* BEGIN Extracted entries *

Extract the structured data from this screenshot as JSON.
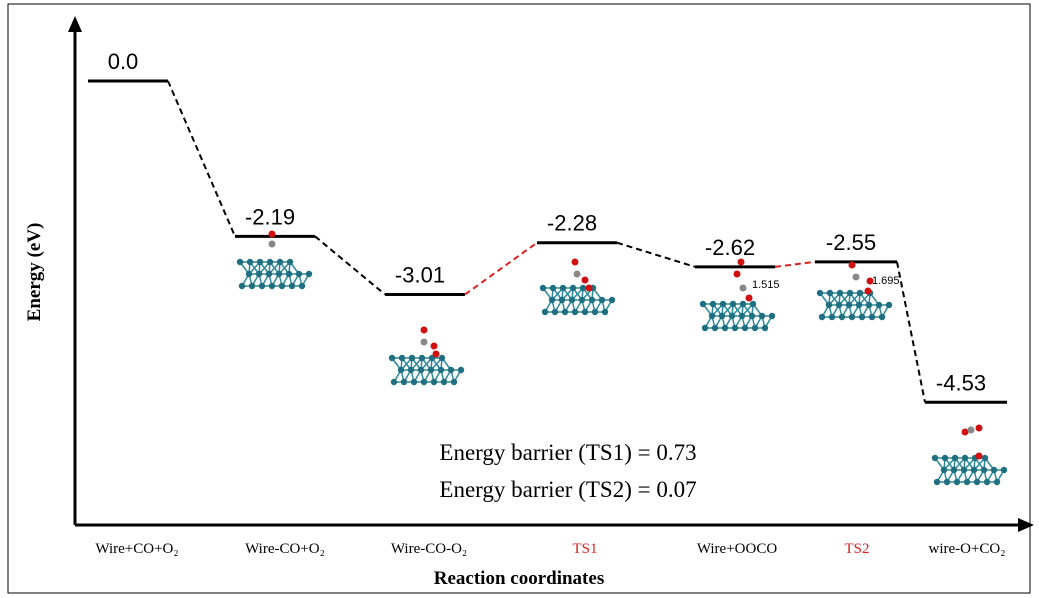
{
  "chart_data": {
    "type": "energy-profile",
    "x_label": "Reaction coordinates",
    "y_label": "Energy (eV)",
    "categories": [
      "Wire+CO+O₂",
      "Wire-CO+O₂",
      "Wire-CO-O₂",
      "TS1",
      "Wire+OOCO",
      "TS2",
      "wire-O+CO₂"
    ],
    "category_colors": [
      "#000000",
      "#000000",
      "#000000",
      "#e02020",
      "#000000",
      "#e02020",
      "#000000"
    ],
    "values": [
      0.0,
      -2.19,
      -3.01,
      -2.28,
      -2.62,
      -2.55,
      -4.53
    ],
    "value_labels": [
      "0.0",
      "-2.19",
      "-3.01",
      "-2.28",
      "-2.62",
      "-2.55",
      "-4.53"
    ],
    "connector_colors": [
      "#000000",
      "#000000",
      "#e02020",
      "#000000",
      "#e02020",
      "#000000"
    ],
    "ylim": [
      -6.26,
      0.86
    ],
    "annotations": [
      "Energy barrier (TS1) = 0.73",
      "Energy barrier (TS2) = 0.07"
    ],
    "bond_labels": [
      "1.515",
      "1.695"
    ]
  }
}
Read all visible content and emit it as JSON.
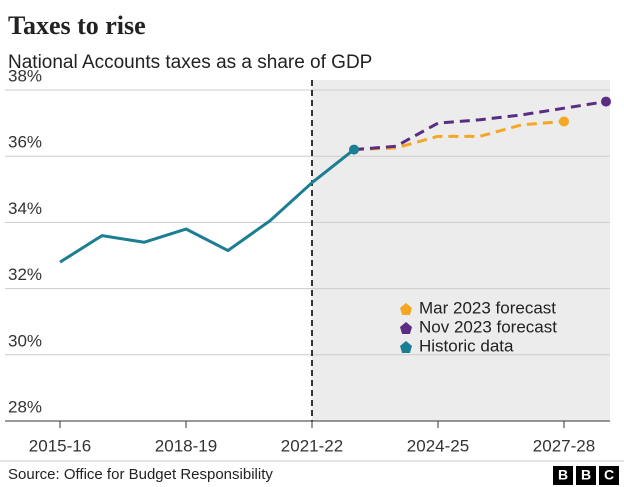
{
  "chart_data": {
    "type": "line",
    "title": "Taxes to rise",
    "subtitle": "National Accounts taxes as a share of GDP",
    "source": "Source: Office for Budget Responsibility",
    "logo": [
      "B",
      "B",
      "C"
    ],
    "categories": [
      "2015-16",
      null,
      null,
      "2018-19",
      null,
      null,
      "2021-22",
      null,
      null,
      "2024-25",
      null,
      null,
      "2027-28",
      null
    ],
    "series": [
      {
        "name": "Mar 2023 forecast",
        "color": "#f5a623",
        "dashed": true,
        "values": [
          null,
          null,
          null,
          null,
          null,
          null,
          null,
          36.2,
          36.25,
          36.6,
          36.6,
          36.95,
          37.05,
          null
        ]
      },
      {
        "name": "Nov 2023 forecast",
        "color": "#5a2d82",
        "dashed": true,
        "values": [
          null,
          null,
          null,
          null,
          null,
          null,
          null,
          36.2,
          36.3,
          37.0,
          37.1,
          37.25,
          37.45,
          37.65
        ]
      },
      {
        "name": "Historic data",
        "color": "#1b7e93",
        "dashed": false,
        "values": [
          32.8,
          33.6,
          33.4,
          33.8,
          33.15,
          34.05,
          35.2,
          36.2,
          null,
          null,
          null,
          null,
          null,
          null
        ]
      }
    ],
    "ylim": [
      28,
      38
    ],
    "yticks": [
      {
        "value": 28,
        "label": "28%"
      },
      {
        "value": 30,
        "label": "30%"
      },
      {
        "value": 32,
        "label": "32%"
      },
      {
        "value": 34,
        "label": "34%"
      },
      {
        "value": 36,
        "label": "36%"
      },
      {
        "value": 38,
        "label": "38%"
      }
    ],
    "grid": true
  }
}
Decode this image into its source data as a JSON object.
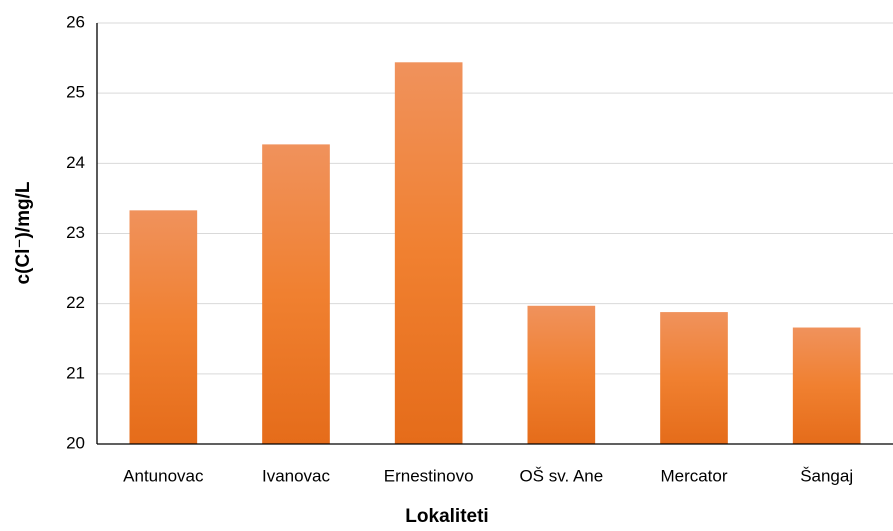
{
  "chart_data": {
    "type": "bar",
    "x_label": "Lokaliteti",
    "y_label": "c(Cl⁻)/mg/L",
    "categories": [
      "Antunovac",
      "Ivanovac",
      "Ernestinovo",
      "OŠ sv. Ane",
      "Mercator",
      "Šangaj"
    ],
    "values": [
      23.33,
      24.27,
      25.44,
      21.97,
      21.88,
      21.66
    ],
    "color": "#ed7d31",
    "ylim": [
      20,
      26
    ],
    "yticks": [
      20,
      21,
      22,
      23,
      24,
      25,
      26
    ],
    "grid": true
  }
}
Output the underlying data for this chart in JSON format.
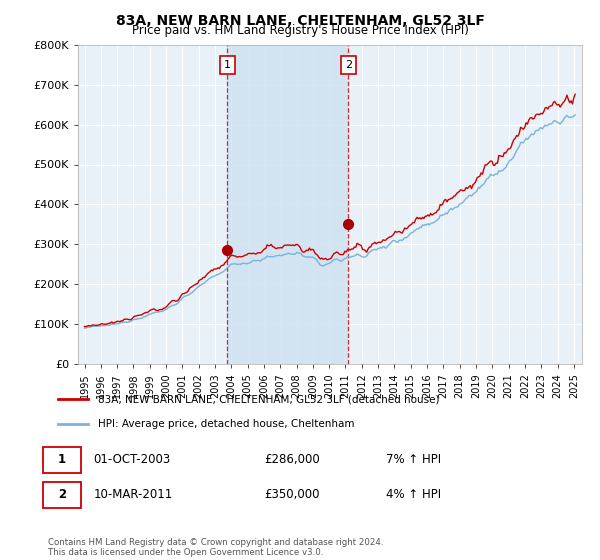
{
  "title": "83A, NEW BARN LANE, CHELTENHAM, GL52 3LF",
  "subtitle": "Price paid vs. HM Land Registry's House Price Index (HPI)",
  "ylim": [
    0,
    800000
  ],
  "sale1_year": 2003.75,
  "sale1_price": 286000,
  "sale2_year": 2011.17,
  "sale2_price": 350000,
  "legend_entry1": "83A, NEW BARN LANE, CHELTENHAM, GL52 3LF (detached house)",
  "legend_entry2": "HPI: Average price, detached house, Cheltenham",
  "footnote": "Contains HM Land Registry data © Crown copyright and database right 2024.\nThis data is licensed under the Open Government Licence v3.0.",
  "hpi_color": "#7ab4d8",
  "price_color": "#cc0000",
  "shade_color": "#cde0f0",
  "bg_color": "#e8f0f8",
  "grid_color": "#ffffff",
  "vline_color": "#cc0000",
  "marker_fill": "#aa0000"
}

* END Extracted entries *

● **Directions**:
All records must be output exactly as they are, except for the pictures, which are left out.

● **Response to this exercise**:
Extract the structured data from this screenshot as JSON.
{
  "chart_data": {
    "type": "energy-profile",
    "x_label": "Reaction coordinates",
    "y_label": "Energy (eV)",
    "categories": [
      "Wire+CO+O₂",
      "Wire-CO+O₂",
      "Wire-CO-O₂",
      "TS1",
      "Wire+OOCO",
      "TS2",
      "wire-O+CO₂"
    ],
    "category_colors": [
      "#000000",
      "#000000",
      "#000000",
      "#e02020",
      "#000000",
      "#e02020",
      "#000000"
    ],
    "values": [
      0.0,
      -2.19,
      -3.01,
      -2.28,
      -2.62,
      -2.55,
      -4.53
    ],
    "value_labels": [
      "0.0",
      "-2.19",
      "-3.01",
      "-2.28",
      "-2.62",
      "-2.55",
      "-4.53"
    ],
    "connector_colors": [
      "#000000",
      "#000000",
      "#e02020",
      "#000000",
      "#e02020",
      "#000000"
    ],
    "ylim": [
      -6.26,
      0.86
    ],
    "annotations": [
      "Energy barrier (TS1) = 0.73",
      "Energy barrier (TS2) = 0.07"
    ],
    "bond_labels": [
      "1.515",
      "1.695"
    ]
  }
}
Read all visible content and emit it as JSON.
{
  "chart_data": {
    "type": "line",
    "title": "Taxes to rise",
    "subtitle": "National Accounts taxes as a share of GDP",
    "source": "Source: Office for Budget Responsibility",
    "logo": [
      "B",
      "B",
      "C"
    ],
    "categories": [
      "2015-16",
      null,
      null,
      "2018-19",
      null,
      null,
      "2021-22",
      null,
      null,
      "2024-25",
      null,
      null,
      "2027-28",
      null
    ],
    "series": [
      {
        "name": "Mar 2023 forecast",
        "color": "#f5a623",
        "dashed": true,
        "values": [
          null,
          null,
          null,
          null,
          null,
          null,
          null,
          36.2,
          36.25,
          36.6,
          36.6,
          36.95,
          37.05,
          null
        ]
      },
      {
        "name": "Nov 2023 forecast",
        "color": "#5a2d82",
        "dashed": true,
        "values": [
          null,
          null,
          null,
          null,
          null,
          null,
          null,
          36.2,
          36.3,
          37.0,
          37.1,
          37.25,
          37.45,
          37.65
        ]
      },
      {
        "name": "Historic data",
        "color": "#1b7e93",
        "dashed": false,
        "values": [
          32.8,
          33.6,
          33.4,
          33.8,
          33.15,
          34.05,
          35.2,
          36.2,
          null,
          null,
          null,
          null,
          null,
          null
        ]
      }
    ],
    "ylim": [
      28,
      38
    ],
    "yticks": [
      {
        "value": 28,
        "label": "28%"
      },
      {
        "value": 30,
        "label": "30%"
      },
      {
        "value": 32,
        "label": "32%"
      },
      {
        "value": 34,
        "label": "34%"
      },
      {
        "value": 36,
        "label": "36%"
      },
      {
        "value": 38,
        "label": "38%"
      }
    ],
    "grid": true
  }
}
Decode this image into its source data as a JSON object.
{
  "chart_data": {
    "type": "bar",
    "x_label": "Lokaliteti",
    "y_label": "c(Cl⁻)/mg/L",
    "categories": [
      "Antunovac",
      "Ivanovac",
      "Ernestinovo",
      "OŠ sv. Ane",
      "Mercator",
      "Šangaj"
    ],
    "values": [
      23.33,
      24.27,
      25.44,
      21.97,
      21.88,
      21.66
    ],
    "color": "#ed7d31",
    "ylim": [
      20,
      26
    ],
    "yticks": [
      20,
      21,
      22,
      23,
      24,
      25,
      26
    ],
    "grid": true
  }
}
Output the underlying data for this chart in JSON format.
{
  "title": "83A, NEW BARN LANE, CHELTENHAM, GL52 3LF",
  "subtitle": "Price paid vs. HM Land Registry's House Price Index (HPI)",
  "ylim": [
    0,
    800000
  ],
  "sale1_year": 2003.75,
  "sale1_price": 286000,
  "sale2_year": 2011.17,
  "sale2_price": 350000,
  "legend_entry1": "83A, NEW BARN LANE, CHELTENHAM, GL52 3LF (detached house)",
  "legend_entry2": "HPI: Average price, detached house, Cheltenham",
  "footnote": "Contains HM Land Registry data © Crown copyright and database right 2024.\nThis data is licensed under the Open Government Licence v3.0.",
  "hpi_color": "#7ab4d8",
  "price_color": "#cc0000",
  "shade_color": "#cde0f0",
  "bg_color": "#e8f0f8",
  "grid_color": "#ffffff",
  "vline_color": "#cc0000",
  "marker_fill": "#aa0000"
}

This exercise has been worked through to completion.